Your goal
Give every line of the data again, unchanged, but with no pictures.

Supplied material
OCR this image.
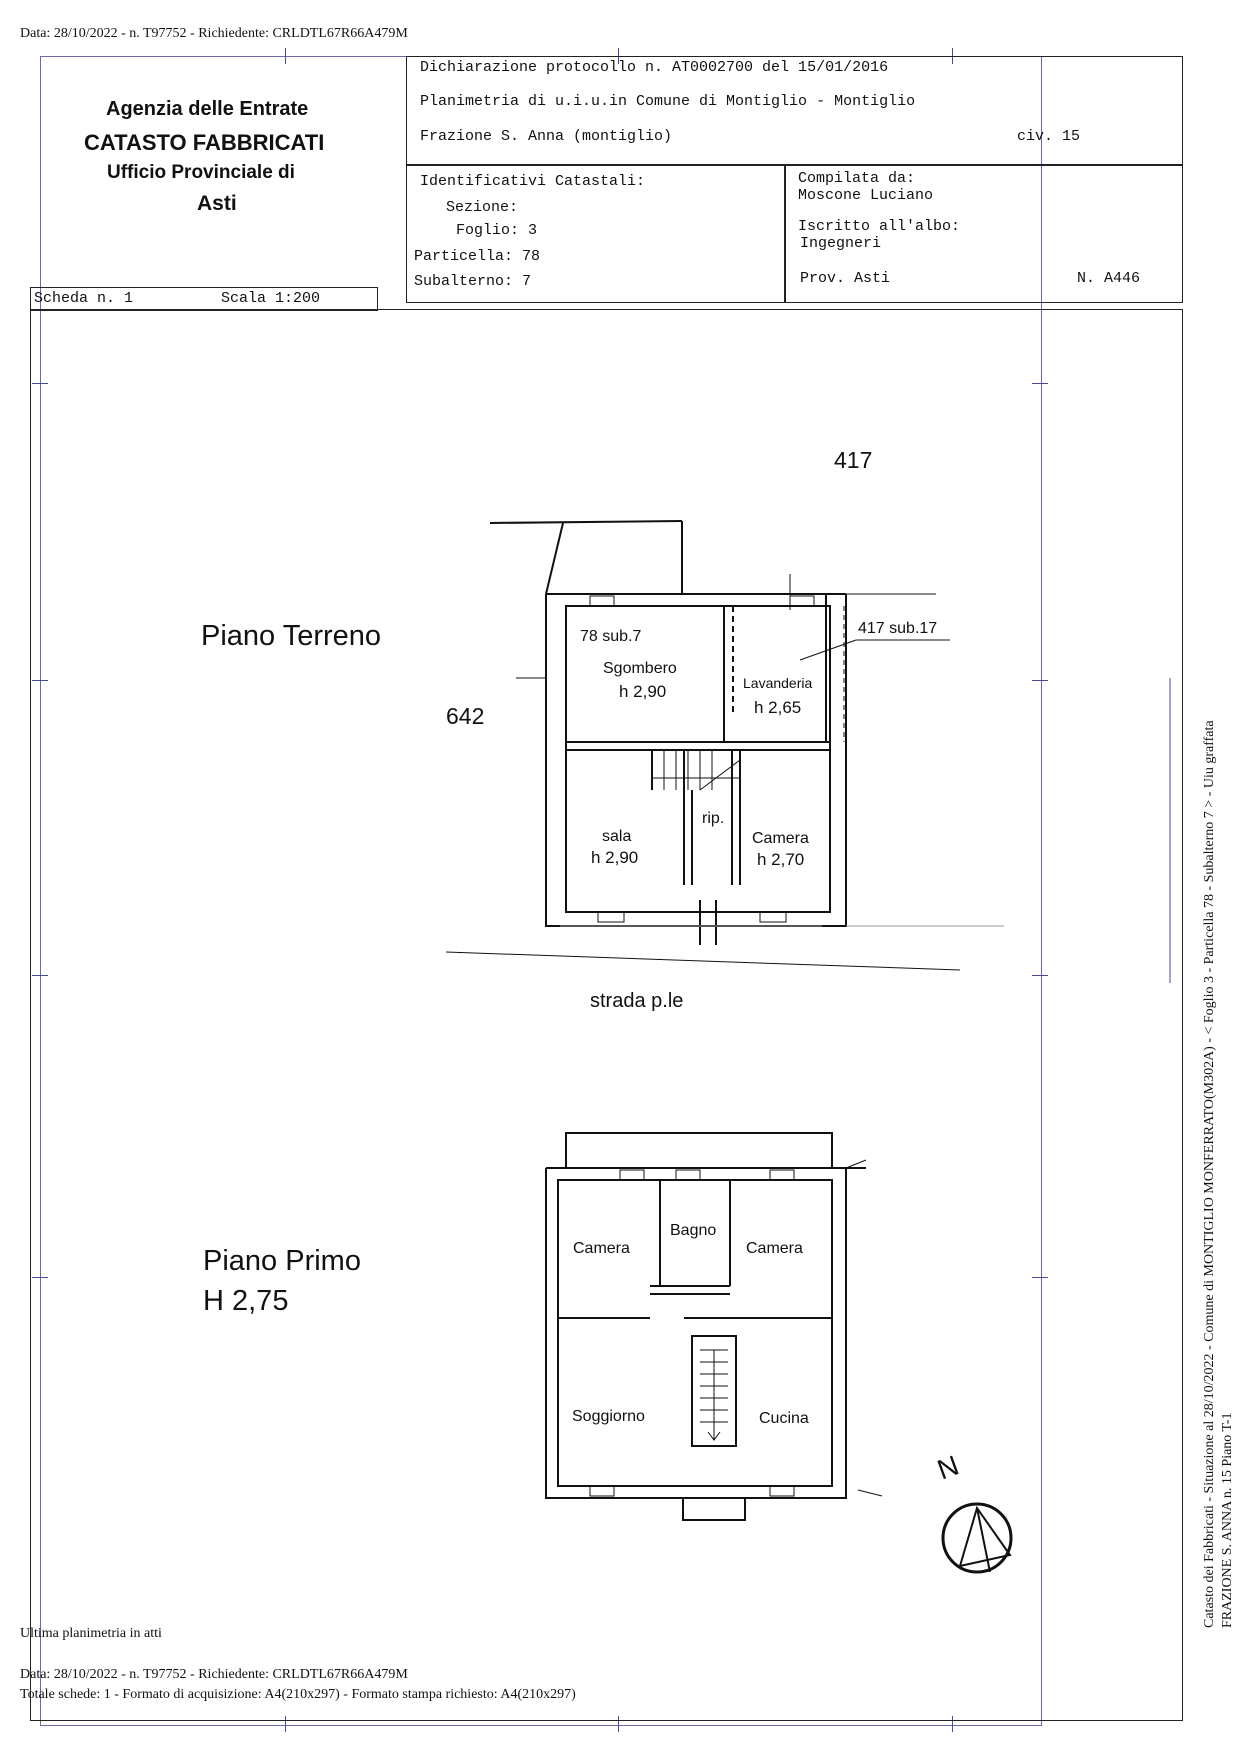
Data: 28/10/2022 - n. T97752 - Richiedente: CRLDTL67R66A479M
Agenzia delle Entrate
CATASTO FABBRICATI
Ufficio Provinciale di
Asti
Dichiarazione protocollo n. AT0002700 del 15/01/2016
Planimetria di u.i.u.in Comune di Montiglio - Montiglio
Frazione S. Anna (montiglio)	civ. 15
Identificativi Catastali:
Sezione:
Foglio: 3
Particella: 78
Subalterno: 7
Compilata da:
Moscone Luciano
Iscritto all'albo:
Ingegneri
Prov. Asti	N. A446
Scheda n. 1	Scala 1:200
Piano Terreno
417
642
78 sub.7	417 sub.17
Sgombero
h 2,90	Lavanderia
h 2,65
sala
h 2,90
rip.
Camera
h 2,70
strada p.le
Piano Primo
H 2,75
Camera
Bagno
Camera
Soggiorno	Cucina
N	Catasto dei Fabbricati - Situazione al 28/10/2022 - Comune di MONTIGLIO MONFERRATO(M302A) - < Foglio 3 - Particella 78 - Subalterno 7 > - Uiu graffata FRAZIONE S. ANNA n. 15 Piano T-1
Ultima planimetria in atti
Data: 28/10/2022 - n. T97752 - Richiedente: CRLDTL67R66A479M
Totale schede: 1 - Formato di acquisizione: A4(210x297) - Formato stampa richiesto: A4(210x297)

Result of the task
OCR this image.
Data: 28/10/2022 - n. T97752 - Richiedente: CRLDTL67R66A479M
Agenzia delle Entrate
CATASTO FABBRICATI
Ufficio Provinciale di
Asti
Dichiarazione protocollo n. AT0002700 del 15/01/2016
Planimetria di u.i.u.in Comune di Montiglio - Montiglio
Frazione S. Anna (montiglio)	civ. 15
Identificativi Catastali:
Sezione:
Foglio: 3
Particella: 78
Subalterno: 7
Compilata da:
Moscone Luciano
Iscritto all'albo:
Ingegneri
Prov. Asti	N. A446
Scheda n. 1	Scala 1:200
Piano Terreno
417
642
78 sub.7	417 sub.17
Sgombero
h 2,90	Lavanderia
h 2,65
sala
h 2,90
rip.
Camera
h 2,70
strada p.le
Piano Primo
H 2,75
Camera
Bagno
Camera
Soggiorno	Cucina
N	Catasto dei Fabbricati - Situazione al 28/10/2022 - Comune di MONTIGLIO MONFERRATO(M302A) - < Foglio 3 - Particella 78 - Subalterno 7 > - Uiu graffata FRAZIONE S. ANNA n. 15 Piano T-1
Ultima planimetria in atti
Data: 28/10/2022 - n. T97752 - Richiedente: CRLDTL67R66A479M
Totale schede: 1 - Formato di acquisizione: A4(210x297) - Formato stampa richiesto: A4(210x297)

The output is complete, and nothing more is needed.